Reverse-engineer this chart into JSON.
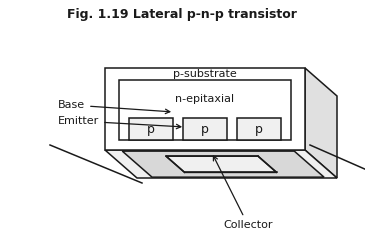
{
  "title": "Fig. 1.19 Lateral p-n-p transistor",
  "label_collector": "Collector",
  "label_emitter": "Emitter",
  "label_base": "Base",
  "label_n_epi": "n-epitaxial",
  "label_p_sub": "p-substrate",
  "label_p": "p",
  "bg_color": "#ffffff",
  "line_color": "#1a1a1a",
  "top_face_color": "#f0f0f0",
  "right_face_color": "#e0e0e0",
  "front_face_color": "#ffffff",
  "collector_plate_color": "#d8d8d8"
}
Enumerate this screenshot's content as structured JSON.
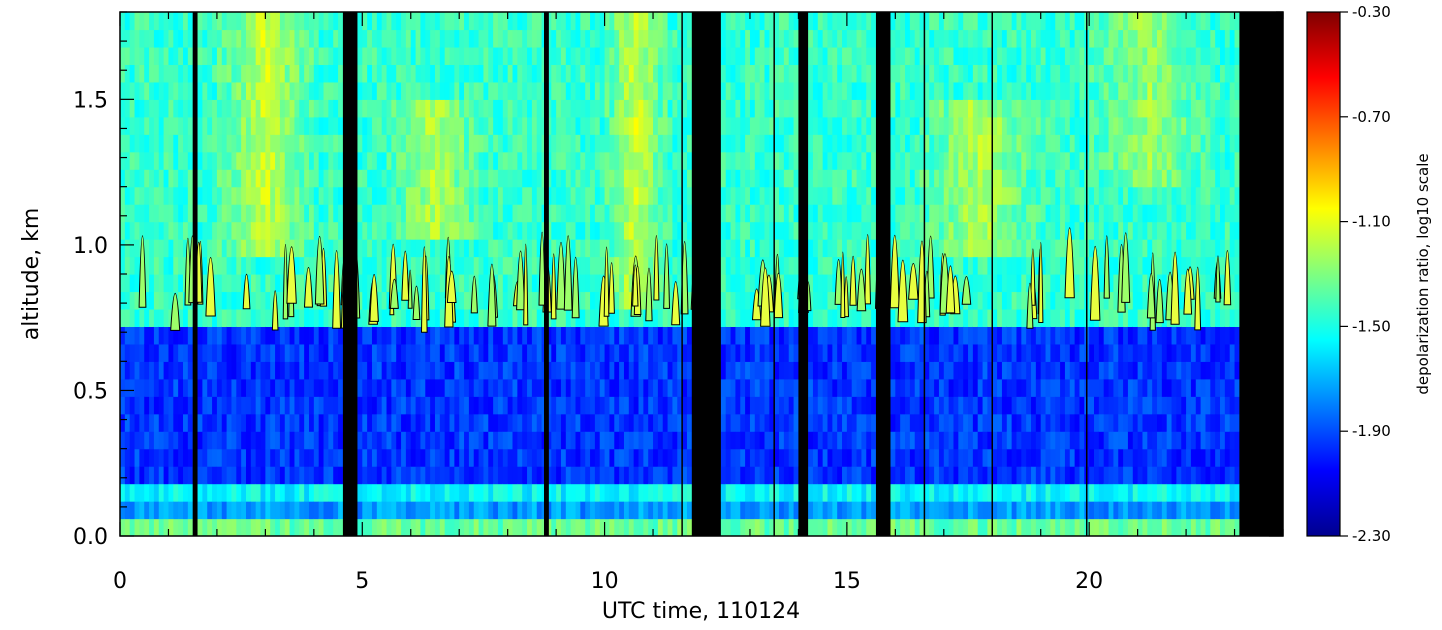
{
  "chart_data": {
    "type": "heatmap",
    "title": "",
    "xlabel": "UTC time, 110124",
    "ylabel": "altitude, km",
    "xlim": [
      0,
      24
    ],
    "ylim": [
      0,
      1.8
    ],
    "x_ticks": [
      0,
      5,
      10,
      15,
      20
    ],
    "x_tick_labels": [
      "0",
      "5",
      "10",
      "15",
      "20"
    ],
    "y_ticks": [
      0.0,
      0.5,
      1.0,
      1.5
    ],
    "y_tick_labels": [
      "0.0",
      "0.5",
      "1.0",
      "1.5"
    ],
    "colorbar": {
      "label": "depolarization ratio, log10 scale",
      "range": [
        -2.3,
        -0.3
      ],
      "ticks": [
        -0.3,
        -0.7,
        -1.1,
        -1.5,
        -1.9,
        -2.3
      ],
      "tick_labels": [
        "-0.30",
        "-0.70",
        "-1.10",
        "-1.50",
        "-1.90",
        "-2.30"
      ],
      "colormap": "jet"
    },
    "no_data_intervals_hours": [
      [
        1.5,
        1.6
      ],
      [
        4.6,
        4.9
      ],
      [
        8.75,
        8.85
      ],
      [
        11.8,
        12.4
      ],
      [
        14.0,
        14.2
      ],
      [
        15.6,
        15.9
      ],
      [
        23.1,
        24.0
      ]
    ],
    "thin_gap_lines_hours": [
      11.6,
      13.5,
      16.6,
      18.0,
      19.95
    ],
    "bands": [
      {
        "altitude_km": [
          0.0,
          0.06
        ],
        "value": -1.35
      },
      {
        "altitude_km": [
          0.06,
          0.12
        ],
        "value": -1.75
      },
      {
        "altitude_km": [
          0.12,
          0.2
        ],
        "value": -1.55
      },
      {
        "altitude_km": [
          0.2,
          0.75
        ],
        "value": -1.95
      },
      {
        "altitude_km": [
          0.75,
          1.8
        ],
        "value": -1.45
      }
    ],
    "enhanced_regions": [
      {
        "time_h": [
          2.0,
          4.0
        ],
        "altitude_km": [
          0.95,
          1.8
        ],
        "value": -1.15
      },
      {
        "time_h": [
          5.5,
          7.5
        ],
        "altitude_km": [
          1.0,
          1.5
        ],
        "value": -1.2
      },
      {
        "time_h": [
          10.0,
          11.3
        ],
        "altitude_km": [
          0.8,
          1.8
        ],
        "value": -1.15
      },
      {
        "time_h": [
          16.5,
          19.0
        ],
        "altitude_km": [
          0.95,
          1.5
        ],
        "value": -1.2
      },
      {
        "time_h": [
          20.0,
          22.5
        ],
        "altitude_km": [
          1.2,
          1.8
        ],
        "value": -1.25
      }
    ],
    "legend": "none"
  },
  "colors": {
    "axis": "#000000",
    "no_data": "#000000",
    "cloud_contour": "#000000"
  }
}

======

▸ **Work to complete**: Transcribe the full listing above exactly as it stands, minus the pictures.

▸ **Output for this task**:
Reverse-engineer this chart into JSON.
{
  "title": "Fig. 1.19 Lateral p-n-p transistor",
  "label_collector": "Collector",
  "label_emitter": "Emitter",
  "label_base": "Base",
  "label_n_epi": "n-epitaxial",
  "label_p_sub": "p-substrate",
  "label_p": "p",
  "bg_color": "#ffffff",
  "line_color": "#1a1a1a",
  "top_face_color": "#f0f0f0",
  "right_face_color": "#e0e0e0",
  "front_face_color": "#ffffff",
  "collector_plate_color": "#d8d8d8"
}
Enumerate this screenshot's content as structured JSON.
{
  "chart_data": {
    "type": "heatmap",
    "title": "",
    "xlabel": "UTC time, 110124",
    "ylabel": "altitude, km",
    "xlim": [
      0,
      24
    ],
    "ylim": [
      0,
      1.8
    ],
    "x_ticks": [
      0,
      5,
      10,
      15,
      20
    ],
    "x_tick_labels": [
      "0",
      "5",
      "10",
      "15",
      "20"
    ],
    "y_ticks": [
      0.0,
      0.5,
      1.0,
      1.5
    ],
    "y_tick_labels": [
      "0.0",
      "0.5",
      "1.0",
      "1.5"
    ],
    "colorbar": {
      "label": "depolarization ratio, log10 scale",
      "range": [
        -2.3,
        -0.3
      ],
      "ticks": [
        -0.3,
        -0.7,
        -1.1,
        -1.5,
        -1.9,
        -2.3
      ],
      "tick_labels": [
        "-0.30",
        "-0.70",
        "-1.10",
        "-1.50",
        "-1.90",
        "-2.30"
      ],
      "colormap": "jet"
    },
    "no_data_intervals_hours": [
      [
        1.5,
        1.6
      ],
      [
        4.6,
        4.9
      ],
      [
        8.75,
        8.85
      ],
      [
        11.8,
        12.4
      ],
      [
        14.0,
        14.2
      ],
      [
        15.6,
        15.9
      ],
      [
        23.1,
        24.0
      ]
    ],
    "thin_gap_lines_hours": [
      11.6,
      13.5,
      16.6,
      18.0,
      19.95
    ],
    "bands": [
      {
        "altitude_km": [
          0.0,
          0.06
        ],
        "value": -1.35
      },
      {
        "altitude_km": [
          0.06,
          0.12
        ],
        "value": -1.75
      },
      {
        "altitude_km": [
          0.12,
          0.2
        ],
        "value": -1.55
      },
      {
        "altitude_km": [
          0.2,
          0.75
        ],
        "value": -1.95
      },
      {
        "altitude_km": [
          0.75,
          1.8
        ],
        "value": -1.45
      }
    ],
    "enhanced_regions": [
      {
        "time_h": [
          2.0,
          4.0
        ],
        "altitude_km": [
          0.95,
          1.8
        ],
        "value": -1.15
      },
      {
        "time_h": [
          5.5,
          7.5
        ],
        "altitude_km": [
          1.0,
          1.5
        ],
        "value": -1.2
      },
      {
        "time_h": [
          10.0,
          11.3
        ],
        "altitude_km": [
          0.8,
          1.8
        ],
        "value": -1.15
      },
      {
        "time_h": [
          16.5,
          19.0
        ],
        "altitude_km": [
          0.95,
          1.5
        ],
        "value": -1.2
      },
      {
        "time_h": [
          20.0,
          22.5
        ],
        "altitude_km": [
          1.2,
          1.8
        ],
        "value": -1.25
      }
    ],
    "legend": "none"
  },
  "colors": {
    "axis": "#000000",
    "no_data": "#000000",
    "cloud_contour": "#000000"
  }
}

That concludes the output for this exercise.